§ **Aim**: How many lines of the listing below contain the string "opałowy"? Reply with the number alone.

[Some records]
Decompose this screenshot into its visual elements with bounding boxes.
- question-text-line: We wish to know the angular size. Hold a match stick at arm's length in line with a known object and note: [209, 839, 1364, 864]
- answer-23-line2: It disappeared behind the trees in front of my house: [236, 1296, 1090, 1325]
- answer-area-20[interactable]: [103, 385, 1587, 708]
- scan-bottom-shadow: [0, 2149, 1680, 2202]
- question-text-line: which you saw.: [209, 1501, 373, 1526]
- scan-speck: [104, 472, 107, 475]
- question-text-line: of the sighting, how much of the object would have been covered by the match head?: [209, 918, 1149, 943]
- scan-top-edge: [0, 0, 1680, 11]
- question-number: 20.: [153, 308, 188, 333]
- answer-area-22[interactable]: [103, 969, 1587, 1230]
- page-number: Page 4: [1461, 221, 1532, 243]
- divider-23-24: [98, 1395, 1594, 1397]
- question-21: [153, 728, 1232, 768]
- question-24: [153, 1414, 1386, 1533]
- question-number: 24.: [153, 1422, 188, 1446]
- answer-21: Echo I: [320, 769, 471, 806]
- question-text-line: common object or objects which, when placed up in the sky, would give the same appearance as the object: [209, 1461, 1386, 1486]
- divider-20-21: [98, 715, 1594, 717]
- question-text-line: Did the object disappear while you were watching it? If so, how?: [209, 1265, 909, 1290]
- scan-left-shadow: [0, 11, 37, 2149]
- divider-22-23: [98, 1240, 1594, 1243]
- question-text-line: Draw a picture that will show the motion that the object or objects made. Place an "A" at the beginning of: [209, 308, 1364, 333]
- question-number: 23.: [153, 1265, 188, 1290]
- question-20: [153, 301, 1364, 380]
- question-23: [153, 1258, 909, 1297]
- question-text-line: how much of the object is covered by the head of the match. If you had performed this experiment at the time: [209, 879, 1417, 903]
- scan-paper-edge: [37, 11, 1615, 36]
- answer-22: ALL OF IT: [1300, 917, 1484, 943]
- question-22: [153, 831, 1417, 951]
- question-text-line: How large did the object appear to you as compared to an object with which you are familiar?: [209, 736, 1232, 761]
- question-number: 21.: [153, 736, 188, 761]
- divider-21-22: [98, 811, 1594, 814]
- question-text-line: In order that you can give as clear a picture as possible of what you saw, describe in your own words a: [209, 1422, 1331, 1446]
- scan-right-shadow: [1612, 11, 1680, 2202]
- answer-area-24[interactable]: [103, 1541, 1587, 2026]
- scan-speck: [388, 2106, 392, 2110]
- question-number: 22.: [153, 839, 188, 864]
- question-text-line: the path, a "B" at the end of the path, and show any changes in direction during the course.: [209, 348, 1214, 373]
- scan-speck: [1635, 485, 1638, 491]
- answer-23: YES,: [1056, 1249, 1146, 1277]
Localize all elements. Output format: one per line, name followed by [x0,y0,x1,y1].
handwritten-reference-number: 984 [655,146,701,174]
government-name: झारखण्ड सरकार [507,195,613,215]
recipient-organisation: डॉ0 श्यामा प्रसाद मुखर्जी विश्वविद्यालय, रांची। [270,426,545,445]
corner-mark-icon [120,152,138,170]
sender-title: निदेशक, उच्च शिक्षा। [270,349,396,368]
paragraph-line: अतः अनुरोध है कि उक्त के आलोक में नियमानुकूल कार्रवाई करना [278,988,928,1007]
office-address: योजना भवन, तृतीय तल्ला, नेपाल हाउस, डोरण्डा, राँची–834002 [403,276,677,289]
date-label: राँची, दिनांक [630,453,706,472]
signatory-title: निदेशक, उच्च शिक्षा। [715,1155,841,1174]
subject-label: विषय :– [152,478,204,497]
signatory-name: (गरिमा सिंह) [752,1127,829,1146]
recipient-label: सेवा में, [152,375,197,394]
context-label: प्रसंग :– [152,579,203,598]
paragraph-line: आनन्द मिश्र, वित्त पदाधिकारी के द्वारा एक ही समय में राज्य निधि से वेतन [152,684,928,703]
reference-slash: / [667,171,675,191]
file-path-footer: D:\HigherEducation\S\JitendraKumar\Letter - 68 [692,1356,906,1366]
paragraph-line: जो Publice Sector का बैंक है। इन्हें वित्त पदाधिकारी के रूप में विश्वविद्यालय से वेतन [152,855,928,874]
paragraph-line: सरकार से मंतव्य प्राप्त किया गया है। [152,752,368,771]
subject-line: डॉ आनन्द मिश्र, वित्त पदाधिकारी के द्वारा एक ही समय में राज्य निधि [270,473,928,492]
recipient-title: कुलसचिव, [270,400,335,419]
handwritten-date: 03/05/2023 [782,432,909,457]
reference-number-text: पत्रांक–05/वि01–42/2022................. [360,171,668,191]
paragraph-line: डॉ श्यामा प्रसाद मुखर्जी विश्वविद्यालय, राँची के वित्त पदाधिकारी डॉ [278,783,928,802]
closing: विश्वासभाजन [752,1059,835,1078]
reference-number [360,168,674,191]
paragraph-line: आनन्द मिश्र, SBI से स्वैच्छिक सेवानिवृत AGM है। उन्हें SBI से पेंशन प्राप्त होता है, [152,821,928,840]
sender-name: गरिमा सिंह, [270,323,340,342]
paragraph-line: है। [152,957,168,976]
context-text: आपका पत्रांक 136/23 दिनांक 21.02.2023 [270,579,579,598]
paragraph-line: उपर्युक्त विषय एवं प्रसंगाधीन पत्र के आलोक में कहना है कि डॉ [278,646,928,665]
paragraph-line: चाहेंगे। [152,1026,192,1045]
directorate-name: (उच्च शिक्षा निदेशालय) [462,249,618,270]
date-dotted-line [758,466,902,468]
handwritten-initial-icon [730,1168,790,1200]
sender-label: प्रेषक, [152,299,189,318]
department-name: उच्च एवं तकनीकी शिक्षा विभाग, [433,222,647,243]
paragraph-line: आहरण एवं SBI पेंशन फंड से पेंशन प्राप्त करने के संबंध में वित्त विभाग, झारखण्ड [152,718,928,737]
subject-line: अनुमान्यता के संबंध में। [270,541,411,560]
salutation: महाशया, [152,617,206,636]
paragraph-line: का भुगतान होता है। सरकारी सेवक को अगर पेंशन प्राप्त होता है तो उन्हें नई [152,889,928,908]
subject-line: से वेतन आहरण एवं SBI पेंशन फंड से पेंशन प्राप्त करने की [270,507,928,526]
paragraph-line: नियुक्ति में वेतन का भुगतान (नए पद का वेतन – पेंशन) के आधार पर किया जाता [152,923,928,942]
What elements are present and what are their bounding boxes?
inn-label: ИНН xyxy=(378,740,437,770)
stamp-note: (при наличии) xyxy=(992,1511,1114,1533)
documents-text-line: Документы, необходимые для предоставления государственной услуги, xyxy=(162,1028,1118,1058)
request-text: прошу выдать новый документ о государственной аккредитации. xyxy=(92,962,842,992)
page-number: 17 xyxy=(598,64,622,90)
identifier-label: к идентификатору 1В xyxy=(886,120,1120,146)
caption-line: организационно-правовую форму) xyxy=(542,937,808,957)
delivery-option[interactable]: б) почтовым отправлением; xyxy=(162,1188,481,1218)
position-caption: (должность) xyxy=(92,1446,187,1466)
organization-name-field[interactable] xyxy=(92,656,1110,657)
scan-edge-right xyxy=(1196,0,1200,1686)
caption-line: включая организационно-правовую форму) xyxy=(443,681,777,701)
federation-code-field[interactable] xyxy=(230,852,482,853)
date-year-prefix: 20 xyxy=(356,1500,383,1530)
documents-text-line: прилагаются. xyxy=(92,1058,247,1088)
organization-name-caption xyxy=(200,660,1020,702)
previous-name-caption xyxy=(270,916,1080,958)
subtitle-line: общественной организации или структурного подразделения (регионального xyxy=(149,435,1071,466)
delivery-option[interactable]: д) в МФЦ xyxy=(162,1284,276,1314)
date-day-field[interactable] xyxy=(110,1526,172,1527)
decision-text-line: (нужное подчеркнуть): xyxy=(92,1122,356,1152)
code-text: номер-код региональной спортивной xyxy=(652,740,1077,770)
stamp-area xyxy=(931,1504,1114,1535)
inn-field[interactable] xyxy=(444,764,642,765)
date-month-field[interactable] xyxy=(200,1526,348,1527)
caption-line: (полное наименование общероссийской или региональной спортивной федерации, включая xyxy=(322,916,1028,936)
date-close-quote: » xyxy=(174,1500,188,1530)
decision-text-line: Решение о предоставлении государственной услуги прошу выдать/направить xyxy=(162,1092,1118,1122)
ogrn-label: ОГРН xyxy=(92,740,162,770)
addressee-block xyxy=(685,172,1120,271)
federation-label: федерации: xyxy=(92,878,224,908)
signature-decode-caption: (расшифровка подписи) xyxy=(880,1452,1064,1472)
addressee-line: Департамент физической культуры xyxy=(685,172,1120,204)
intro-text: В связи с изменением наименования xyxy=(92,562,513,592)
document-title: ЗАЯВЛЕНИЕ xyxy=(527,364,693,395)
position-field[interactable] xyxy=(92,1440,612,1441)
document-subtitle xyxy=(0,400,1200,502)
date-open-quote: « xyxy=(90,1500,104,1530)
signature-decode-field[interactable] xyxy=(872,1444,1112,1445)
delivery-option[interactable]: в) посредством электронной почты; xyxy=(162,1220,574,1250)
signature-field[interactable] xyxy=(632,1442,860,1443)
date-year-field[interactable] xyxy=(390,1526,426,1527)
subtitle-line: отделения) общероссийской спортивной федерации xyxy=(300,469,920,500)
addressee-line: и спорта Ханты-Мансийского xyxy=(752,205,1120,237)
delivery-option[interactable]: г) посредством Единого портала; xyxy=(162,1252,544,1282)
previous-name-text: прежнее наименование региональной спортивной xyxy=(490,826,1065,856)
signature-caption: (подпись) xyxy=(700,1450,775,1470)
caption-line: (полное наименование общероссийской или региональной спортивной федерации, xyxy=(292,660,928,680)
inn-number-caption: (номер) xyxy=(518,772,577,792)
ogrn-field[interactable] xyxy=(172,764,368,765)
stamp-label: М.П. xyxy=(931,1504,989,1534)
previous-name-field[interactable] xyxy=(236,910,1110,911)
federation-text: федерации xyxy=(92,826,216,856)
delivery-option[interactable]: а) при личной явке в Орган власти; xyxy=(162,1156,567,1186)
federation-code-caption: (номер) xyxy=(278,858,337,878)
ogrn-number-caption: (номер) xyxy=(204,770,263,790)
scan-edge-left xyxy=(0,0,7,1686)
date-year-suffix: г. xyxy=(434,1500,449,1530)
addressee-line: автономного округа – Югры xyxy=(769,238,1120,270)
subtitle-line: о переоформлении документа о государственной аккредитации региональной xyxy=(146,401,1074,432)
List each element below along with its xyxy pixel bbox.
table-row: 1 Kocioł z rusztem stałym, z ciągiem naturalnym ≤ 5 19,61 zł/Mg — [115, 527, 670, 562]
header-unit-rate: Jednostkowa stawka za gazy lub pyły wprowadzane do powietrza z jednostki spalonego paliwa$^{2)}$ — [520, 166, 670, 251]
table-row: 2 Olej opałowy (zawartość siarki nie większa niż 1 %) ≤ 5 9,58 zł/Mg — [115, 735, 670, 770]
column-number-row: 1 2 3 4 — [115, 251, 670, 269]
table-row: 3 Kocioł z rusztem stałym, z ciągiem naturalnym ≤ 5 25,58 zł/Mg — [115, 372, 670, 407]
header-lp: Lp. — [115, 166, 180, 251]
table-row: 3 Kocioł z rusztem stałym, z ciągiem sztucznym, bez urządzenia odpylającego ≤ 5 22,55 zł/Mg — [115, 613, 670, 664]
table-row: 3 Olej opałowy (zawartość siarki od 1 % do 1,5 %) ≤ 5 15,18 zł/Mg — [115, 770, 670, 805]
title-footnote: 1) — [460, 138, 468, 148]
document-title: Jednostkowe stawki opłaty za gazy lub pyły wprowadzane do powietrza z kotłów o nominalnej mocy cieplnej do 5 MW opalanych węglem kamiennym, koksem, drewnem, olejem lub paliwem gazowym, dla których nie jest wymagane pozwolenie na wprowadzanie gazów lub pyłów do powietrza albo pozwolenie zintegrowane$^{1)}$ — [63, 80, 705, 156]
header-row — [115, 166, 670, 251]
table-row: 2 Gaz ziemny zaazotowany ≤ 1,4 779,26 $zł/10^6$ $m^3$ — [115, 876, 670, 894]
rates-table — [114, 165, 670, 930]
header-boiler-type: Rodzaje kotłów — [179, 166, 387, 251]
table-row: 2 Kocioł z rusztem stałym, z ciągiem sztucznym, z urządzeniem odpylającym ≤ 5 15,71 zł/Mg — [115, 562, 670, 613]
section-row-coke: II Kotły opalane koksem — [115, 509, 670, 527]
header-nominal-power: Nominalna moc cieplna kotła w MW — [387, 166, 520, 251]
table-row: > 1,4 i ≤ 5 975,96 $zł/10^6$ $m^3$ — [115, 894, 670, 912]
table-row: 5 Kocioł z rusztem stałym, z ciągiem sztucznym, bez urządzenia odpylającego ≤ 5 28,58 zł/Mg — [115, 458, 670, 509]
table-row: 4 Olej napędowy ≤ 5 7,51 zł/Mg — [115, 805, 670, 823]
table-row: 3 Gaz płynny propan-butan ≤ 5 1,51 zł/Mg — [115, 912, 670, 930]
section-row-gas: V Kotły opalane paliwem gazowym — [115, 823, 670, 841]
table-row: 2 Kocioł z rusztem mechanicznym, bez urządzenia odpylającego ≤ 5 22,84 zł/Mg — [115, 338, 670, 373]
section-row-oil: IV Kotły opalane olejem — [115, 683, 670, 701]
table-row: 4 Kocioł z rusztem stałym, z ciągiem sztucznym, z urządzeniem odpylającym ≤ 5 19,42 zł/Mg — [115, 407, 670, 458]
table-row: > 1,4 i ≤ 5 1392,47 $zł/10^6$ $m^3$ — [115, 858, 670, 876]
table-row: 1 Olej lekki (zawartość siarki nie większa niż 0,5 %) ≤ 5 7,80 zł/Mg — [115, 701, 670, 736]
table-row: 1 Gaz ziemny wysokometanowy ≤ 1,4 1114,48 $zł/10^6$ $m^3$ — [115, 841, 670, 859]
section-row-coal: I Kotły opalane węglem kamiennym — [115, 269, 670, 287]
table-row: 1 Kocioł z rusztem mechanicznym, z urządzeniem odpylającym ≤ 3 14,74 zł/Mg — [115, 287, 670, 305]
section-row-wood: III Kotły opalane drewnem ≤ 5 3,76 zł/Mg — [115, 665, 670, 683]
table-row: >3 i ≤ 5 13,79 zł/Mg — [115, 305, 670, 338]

§ **Exercise answer**: 2